**Given instruction**
In the listing that follows, how many lines contain "document"? Give the number only.

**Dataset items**
****************
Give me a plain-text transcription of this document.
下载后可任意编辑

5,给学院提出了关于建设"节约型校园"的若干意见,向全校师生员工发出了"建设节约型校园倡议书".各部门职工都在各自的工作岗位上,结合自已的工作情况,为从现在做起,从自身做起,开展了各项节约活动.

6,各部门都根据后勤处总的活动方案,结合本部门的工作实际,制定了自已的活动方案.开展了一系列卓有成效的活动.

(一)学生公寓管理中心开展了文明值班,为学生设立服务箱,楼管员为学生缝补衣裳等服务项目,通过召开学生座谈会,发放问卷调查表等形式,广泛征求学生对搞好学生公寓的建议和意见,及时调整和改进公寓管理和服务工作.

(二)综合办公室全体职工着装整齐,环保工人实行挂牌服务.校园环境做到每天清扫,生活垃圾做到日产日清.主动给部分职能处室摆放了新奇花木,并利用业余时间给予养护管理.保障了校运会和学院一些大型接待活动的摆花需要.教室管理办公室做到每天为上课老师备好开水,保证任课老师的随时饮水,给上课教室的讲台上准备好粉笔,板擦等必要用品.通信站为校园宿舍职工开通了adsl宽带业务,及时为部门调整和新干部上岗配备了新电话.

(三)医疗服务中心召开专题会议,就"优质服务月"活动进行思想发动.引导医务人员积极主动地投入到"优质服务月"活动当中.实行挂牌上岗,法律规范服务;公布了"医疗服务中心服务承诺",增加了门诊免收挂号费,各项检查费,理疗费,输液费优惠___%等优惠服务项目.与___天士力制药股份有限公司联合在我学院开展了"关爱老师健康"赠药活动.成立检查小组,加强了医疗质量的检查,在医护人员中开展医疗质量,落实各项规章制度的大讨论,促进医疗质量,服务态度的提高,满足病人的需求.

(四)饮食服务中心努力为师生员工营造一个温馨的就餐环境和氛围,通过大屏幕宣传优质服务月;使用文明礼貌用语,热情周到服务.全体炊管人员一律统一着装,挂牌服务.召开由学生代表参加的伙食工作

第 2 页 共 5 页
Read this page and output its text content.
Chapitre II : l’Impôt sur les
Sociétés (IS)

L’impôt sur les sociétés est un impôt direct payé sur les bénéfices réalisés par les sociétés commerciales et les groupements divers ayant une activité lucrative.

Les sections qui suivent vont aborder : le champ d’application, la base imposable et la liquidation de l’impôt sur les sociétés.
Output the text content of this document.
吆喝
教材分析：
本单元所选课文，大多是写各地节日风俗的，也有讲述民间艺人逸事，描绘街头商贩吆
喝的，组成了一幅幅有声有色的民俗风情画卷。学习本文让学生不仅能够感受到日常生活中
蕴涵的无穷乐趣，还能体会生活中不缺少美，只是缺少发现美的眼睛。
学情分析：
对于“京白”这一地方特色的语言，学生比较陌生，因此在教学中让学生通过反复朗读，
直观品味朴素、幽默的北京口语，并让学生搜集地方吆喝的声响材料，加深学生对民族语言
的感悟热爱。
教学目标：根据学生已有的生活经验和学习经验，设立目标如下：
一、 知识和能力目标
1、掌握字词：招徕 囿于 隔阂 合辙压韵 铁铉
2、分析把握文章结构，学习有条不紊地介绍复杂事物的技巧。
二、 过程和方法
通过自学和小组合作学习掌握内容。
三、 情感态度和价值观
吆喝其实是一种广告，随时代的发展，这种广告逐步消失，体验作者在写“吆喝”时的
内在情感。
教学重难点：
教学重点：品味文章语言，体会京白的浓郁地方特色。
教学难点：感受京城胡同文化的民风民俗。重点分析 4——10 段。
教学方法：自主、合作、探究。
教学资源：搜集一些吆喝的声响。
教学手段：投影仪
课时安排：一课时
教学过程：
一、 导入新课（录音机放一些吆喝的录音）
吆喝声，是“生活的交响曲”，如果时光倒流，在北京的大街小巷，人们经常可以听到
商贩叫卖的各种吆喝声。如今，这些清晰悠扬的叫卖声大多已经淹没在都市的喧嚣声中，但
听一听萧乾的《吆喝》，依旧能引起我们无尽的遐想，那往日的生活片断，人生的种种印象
****************
**Exercise answer**
2